===== SECTION DU DOCUMENT =====

La valorisation obligatoire des biodéchets sera applicable à tous dès 2024, et concerne déjà de nombreux professionnels. Point sur la situation et sur les solutions existantes.
Suis-je concerné par la loi biodéchets ?
Actuellement la réglementation oblige les producteurs de biodéchets à valoriser ces derniers en filière spécifique à partir de 10 tonnes de déchets organiques par an.
Dès le 1 janvier 2023, ce seuil “gros producteur”, synonyme d’obligation de valorisation en filière spécifique, passera 5 tonnes.
Cette valorisation des déchets organiques sera obligatoire pour tous dès le 1 janvier 2024.
Pour en savoir plus sur le cadre légal de la gestion des biodéchets, vous pouvez consulter notre article “Loi biodéchets – vers une valorisation des biodéchets obligatoire pour tous en 2024”.
Aujourd’hui, les structures concernées sont principalement les entreprises agroalimentaires, les professionnels de la distribution (grandes et moyennes surfaces, épiceries), les professionnels de la restauration (restaurants, traiteurs, restauration collective), ainsi que les paysagistes, fleuristes etc..
En restauration, 10 tonnes de biodéchets par an correspondent aux équivalences suivantes en nombre de couverts :
Comment faire pour valoriser mes biodéchets et me mettre en conformité en tant que professionnel ?
Pour les professionnels, c’est aux entreprises de trouver une solution de valorisation des déchets organiques
Pour le secteur privé et les déchets n’étant pas assimilables à des déchets ménagers, la mise en place d’un système de valorisation spécifique des biodéchets n’est pas du ressort des collectivités .
D’après l’étude de l’ADEME Obligations des collectivités dans le cadre du service public – Ademe, “Une collectivité n’a pas d’obligation d’intervenir auprès de producteurs de déchets du secteur privé lorsque ces déchets ne sont pas assimilables, en quantité ou en qualité, à des déchets ménagers. Elle peut toutefois choisir de proposer un service de collecte ou de traitement à des producteurs privés de déchets, ceux-ci restant libres de l’accepter ou de faire appel à un prestataire privé.”[2]
Il revient alors aux producteurs de biodéchets de trouver un exutoire pour ces derniers, ou de choisir un prestataire avec qui mettre en place la valorisation de leurs déchets organiques.
Quelle technique privilégier, comment trouver un prestataire qui réponde à vos besoins pratiques et à vos exigences écologiques ?

=====

## À FAIRE
#1 D'après le texte sur la loi biodéchets, à partir de quelle date le seuil « gros producteur » passera-t-il à 5 tonnes ?
#2 Énumérez toutes les catégories de structures que le texte sur la loi biodéchets présente comme principalement concernées aujourd'hui.
#3 Reprenez le texte sur la loi biodéchets à la suite de sa dernière phrase et poursuivez-le.
Les entrées ne sont pas nécessaires pour ce travail.

===== ENTRÉES =====

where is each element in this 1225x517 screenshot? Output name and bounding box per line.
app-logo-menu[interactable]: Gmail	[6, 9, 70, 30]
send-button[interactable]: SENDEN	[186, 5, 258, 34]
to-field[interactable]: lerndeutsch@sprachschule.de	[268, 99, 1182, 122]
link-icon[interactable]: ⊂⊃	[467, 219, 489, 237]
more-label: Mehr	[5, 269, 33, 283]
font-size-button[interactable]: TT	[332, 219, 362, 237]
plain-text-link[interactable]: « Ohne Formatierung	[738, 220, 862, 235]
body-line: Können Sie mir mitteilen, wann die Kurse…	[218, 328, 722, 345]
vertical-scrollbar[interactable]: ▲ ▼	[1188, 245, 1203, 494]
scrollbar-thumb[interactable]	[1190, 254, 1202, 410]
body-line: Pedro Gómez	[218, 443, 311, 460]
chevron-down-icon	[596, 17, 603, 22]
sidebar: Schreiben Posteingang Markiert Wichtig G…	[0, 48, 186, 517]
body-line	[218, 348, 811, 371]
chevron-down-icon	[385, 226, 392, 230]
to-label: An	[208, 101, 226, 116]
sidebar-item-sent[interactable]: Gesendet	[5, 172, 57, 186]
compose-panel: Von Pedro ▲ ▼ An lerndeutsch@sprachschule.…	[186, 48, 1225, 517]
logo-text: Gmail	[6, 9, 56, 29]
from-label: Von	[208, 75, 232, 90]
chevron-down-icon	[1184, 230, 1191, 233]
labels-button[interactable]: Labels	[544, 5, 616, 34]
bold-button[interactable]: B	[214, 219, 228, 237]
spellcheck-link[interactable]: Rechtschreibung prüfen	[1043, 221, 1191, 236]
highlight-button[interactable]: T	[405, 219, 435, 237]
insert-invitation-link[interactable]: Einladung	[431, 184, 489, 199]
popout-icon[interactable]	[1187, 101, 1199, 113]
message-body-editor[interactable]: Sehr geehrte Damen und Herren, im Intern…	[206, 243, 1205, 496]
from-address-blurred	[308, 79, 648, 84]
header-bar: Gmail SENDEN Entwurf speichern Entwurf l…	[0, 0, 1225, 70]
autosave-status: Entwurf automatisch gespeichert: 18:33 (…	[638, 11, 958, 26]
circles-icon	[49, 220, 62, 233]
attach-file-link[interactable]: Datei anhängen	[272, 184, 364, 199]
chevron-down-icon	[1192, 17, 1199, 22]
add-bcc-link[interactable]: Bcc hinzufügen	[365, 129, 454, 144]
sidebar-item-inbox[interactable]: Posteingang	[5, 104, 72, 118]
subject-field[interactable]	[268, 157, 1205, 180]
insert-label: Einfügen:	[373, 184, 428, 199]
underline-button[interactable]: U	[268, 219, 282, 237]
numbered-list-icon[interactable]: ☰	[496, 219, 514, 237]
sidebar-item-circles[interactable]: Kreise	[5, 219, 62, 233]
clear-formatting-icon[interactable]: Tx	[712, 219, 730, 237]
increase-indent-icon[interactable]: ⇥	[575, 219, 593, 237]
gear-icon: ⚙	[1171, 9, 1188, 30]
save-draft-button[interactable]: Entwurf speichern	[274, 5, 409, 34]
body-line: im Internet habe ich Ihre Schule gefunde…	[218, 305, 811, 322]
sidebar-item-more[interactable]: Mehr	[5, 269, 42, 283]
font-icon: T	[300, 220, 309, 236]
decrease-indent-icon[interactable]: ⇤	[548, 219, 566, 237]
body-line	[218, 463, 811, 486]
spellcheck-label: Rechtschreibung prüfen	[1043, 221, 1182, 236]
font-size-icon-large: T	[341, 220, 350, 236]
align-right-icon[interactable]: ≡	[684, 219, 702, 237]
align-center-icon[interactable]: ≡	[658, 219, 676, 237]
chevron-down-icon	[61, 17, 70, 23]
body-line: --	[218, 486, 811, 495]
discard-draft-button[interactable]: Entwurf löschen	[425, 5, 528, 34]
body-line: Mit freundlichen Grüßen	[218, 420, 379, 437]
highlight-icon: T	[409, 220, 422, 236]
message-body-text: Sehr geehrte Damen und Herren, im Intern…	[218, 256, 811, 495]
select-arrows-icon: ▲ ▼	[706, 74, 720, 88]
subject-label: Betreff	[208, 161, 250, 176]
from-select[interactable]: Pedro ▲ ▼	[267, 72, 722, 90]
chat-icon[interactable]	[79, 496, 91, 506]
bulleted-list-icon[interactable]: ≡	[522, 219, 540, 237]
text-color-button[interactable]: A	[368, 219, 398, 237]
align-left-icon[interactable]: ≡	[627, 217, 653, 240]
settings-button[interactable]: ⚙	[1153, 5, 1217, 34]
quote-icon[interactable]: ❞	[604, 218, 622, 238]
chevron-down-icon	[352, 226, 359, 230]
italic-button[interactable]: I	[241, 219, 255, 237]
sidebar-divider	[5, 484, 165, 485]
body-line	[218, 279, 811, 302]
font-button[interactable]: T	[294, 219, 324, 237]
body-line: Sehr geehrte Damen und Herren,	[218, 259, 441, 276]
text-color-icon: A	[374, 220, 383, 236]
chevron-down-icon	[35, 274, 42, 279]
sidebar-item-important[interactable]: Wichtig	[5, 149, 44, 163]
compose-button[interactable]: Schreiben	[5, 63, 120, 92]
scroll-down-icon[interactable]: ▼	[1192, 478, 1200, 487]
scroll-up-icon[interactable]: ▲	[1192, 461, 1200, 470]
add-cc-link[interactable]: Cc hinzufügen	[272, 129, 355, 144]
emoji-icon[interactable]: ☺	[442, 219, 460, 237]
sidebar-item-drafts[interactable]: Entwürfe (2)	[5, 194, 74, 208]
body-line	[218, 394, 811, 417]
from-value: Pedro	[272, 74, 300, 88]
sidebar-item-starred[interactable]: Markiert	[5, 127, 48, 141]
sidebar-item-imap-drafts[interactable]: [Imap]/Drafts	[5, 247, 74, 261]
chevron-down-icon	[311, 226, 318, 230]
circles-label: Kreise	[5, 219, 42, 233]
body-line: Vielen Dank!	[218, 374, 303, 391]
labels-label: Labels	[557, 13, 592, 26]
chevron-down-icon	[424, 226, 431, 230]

=====

## RÉSULTATS PAR TÂCHE
#1 Dès le 1 janvier 2023.

#2
- Entreprises agroalimentaires
- Professionnels de la distribution (grandes et moyennes surfaces, épiceries)
- Professionnels de la restauration (restaurants, traiteurs, restauration collective)
- Paysagistes
- Fleuristes

#3
Quelques éléments de réponse ci-dessous :
Valoriser mes biodéchets : la démarche pas-à-pas
Estimer sa production annuelle
En tant que producteur de biodéchets, c’est la première mesure à prendre afin d’être au fait de vos obligations. C’est souvent l’occasion d’une prise de conscience des volumes de déchets organiques qu’on pourrait sortir du circuit standard “collecte et incinération”.
Si vous connaissez déjà votre production de biodéchets, passez directement à l’étape suivante 😉
Pour estimer votre production annuelle de biodéchets, vous pouvez :
Calculer un volume approximatif en fonction de votre activité, en se basant sur les estimations du tableau présenté plus haut.
Faire un test de tri ponctuel de vos déchets organiques pour quantifier votre production en volume ou en poids.
Pour cela, il suffit de prendre un contenant dont vous connaissez le volume (ou si vous le souhaitez peser les biodéchets triés), et d’y jeter tous vos déchets organiques : épluchures de légumes, trognons de pommes, marc de café, peaux d’orange, restes de repas, serviette en papier, cartons et papiers souillés, etc.
Faites le test sur un service, une journée ou une semaine, et vous pourrez vous faire une idée en extrapolant selon vos jours d’ouvertures sur l’année. Attention à prendre en compte la saisonnalité de votre activité si la production de déchets varie au cours de l’année.
Une fois votre production de biodéchets estimée, vous pourrez vérifier si l’obligation de valorisation vous concerne d’ores et déjà, ou si vous disposez d’un petit délai pour vous mettre en conformité.
Et évidemment, si vous n’êtes pas encore concernés par l’obligation mais que vous avez la fibre écologique, rien ne vous empêche de prendre les devants et de mettre en place dès à présent la valorisation de vos biodéchets !
Choisir une technique de valorisation
La réglementation impose aux producteurs de biodéchets de les traiter par compostage ou méthanisation, ou encore, dans un contexte agricole, de les épandre en respectant la procédure administrative du plan d’épandage. Le choix de la technique de valorisation dépendra surtout t de la nature des déchets (biodéchets d’origine végétale, SPA 3 « crus », SPA 3 « cuits » …) et des solutions de traitement disponibles à l’échelle locale.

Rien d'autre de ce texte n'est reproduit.